Request:
Reproduce the listing exactly and skip over any pictures.

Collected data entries
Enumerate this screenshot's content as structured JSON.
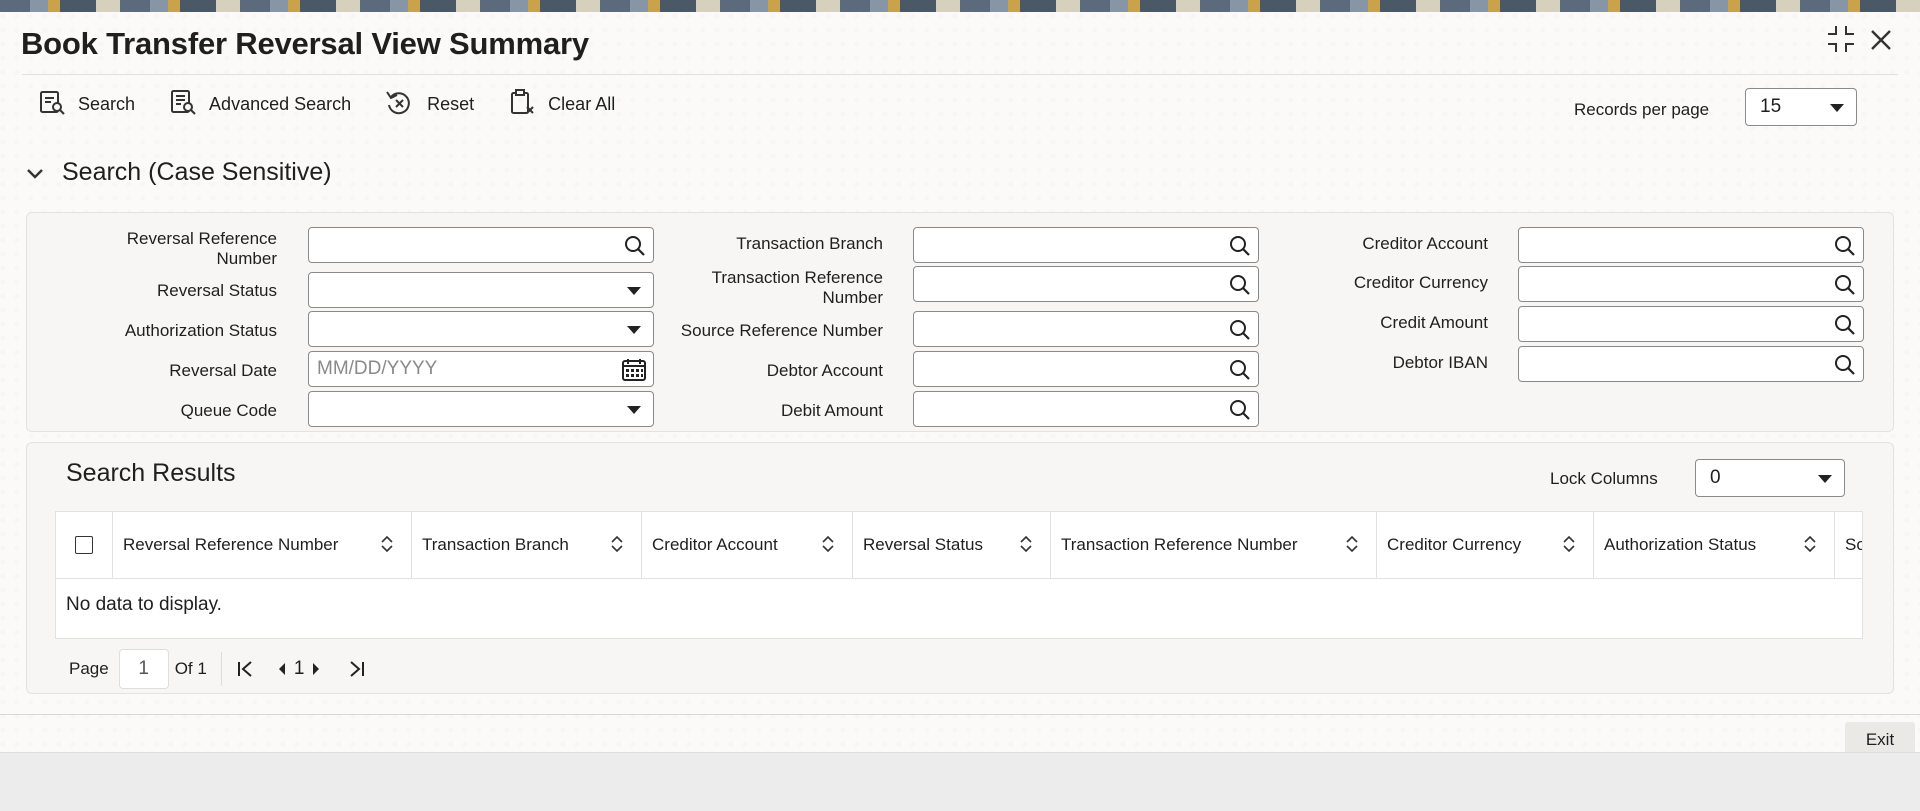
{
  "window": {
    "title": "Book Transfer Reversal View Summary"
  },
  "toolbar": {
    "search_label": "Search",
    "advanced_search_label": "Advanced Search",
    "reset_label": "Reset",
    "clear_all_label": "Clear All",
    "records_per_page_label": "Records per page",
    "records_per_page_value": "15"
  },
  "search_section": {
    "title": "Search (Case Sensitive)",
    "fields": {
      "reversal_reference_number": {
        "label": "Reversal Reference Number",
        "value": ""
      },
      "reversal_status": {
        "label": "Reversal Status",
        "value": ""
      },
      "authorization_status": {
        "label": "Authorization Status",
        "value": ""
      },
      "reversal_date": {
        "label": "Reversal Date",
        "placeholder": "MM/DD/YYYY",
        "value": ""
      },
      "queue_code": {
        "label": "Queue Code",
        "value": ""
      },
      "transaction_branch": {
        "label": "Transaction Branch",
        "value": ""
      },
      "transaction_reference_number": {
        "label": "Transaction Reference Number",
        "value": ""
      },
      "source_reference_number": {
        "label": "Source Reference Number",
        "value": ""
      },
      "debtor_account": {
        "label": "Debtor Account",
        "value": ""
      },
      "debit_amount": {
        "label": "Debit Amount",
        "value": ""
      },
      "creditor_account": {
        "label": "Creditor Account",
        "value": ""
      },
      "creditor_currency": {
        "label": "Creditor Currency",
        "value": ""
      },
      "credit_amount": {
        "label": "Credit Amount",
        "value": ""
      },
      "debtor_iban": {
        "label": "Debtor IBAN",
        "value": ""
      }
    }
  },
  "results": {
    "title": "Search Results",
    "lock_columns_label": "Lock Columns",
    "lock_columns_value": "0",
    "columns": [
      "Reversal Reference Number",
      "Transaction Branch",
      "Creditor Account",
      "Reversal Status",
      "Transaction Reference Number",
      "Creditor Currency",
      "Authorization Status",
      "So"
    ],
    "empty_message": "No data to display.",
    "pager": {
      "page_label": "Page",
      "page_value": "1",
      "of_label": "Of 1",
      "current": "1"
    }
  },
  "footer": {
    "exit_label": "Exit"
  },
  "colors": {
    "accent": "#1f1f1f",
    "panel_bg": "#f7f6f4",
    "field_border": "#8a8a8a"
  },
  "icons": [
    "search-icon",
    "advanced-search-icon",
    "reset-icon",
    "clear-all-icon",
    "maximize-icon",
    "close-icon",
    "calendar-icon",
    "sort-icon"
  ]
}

Response to this task:
Enumerate this screenshot's content as structured JSON.
{
  "window": {
    "title": "Book Transfer Reversal View Summary"
  },
  "toolbar": {
    "search_label": "Search",
    "advanced_search_label": "Advanced Search",
    "reset_label": "Reset",
    "clear_all_label": "Clear All",
    "records_per_page_label": "Records per page",
    "records_per_page_value": "15"
  },
  "search_section": {
    "title": "Search (Case Sensitive)",
    "fields": {
      "reversal_reference_number": {
        "label": "Reversal Reference Number",
        "value": ""
      },
      "reversal_status": {
        "label": "Reversal Status",
        "value": ""
      },
      "authorization_status": {
        "label": "Authorization Status",
        "value": ""
      },
      "reversal_date": {
        "label": "Reversal Date",
        "placeholder": "MM/DD/YYYY",
        "value": ""
      },
      "queue_code": {
        "label": "Queue Code",
        "value": ""
      },
      "transaction_branch": {
        "label": "Transaction Branch",
        "value": ""
      },
      "transaction_reference_number": {
        "label": "Transaction Reference Number",
        "value": ""
      },
      "source_reference_number": {
        "label": "Source Reference Number",
        "value": ""
      },
      "debtor_account": {
        "label": "Debtor Account",
        "value": ""
      },
      "debit_amount": {
        "label": "Debit Amount",
        "value": ""
      },
      "creditor_account": {
        "label": "Creditor Account",
        "value": ""
      },
      "creditor_currency": {
        "label": "Creditor Currency",
        "value": ""
      },
      "credit_amount": {
        "label": "Credit Amount",
        "value": ""
      },
      "debtor_iban": {
        "label": "Debtor IBAN",
        "value": ""
      }
    }
  },
  "results": {
    "title": "Search Results",
    "lock_columns_label": "Lock Columns",
    "lock_columns_value": "0",
    "columns": [
      "Reversal Reference Number",
      "Transaction Branch",
      "Creditor Account",
      "Reversal Status",
      "Transaction Reference Number",
      "Creditor Currency",
      "Authorization Status",
      "So"
    ],
    "empty_message": "No data to display.",
    "pager": {
      "page_label": "Page",
      "page_value": "1",
      "of_label": "Of 1",
      "current": "1"
    }
  },
  "footer": {
    "exit_label": "Exit"
  },
  "colors": {
    "accent": "#1f1f1f",
    "panel_bg": "#f7f6f4",
    "field_border": "#8a8a8a"
  },
  "icons": [
    "search-icon",
    "advanced-search-icon",
    "reset-icon",
    "clear-all-icon",
    "maximize-icon",
    "close-icon",
    "calendar-icon",
    "sort-icon"
  ]
}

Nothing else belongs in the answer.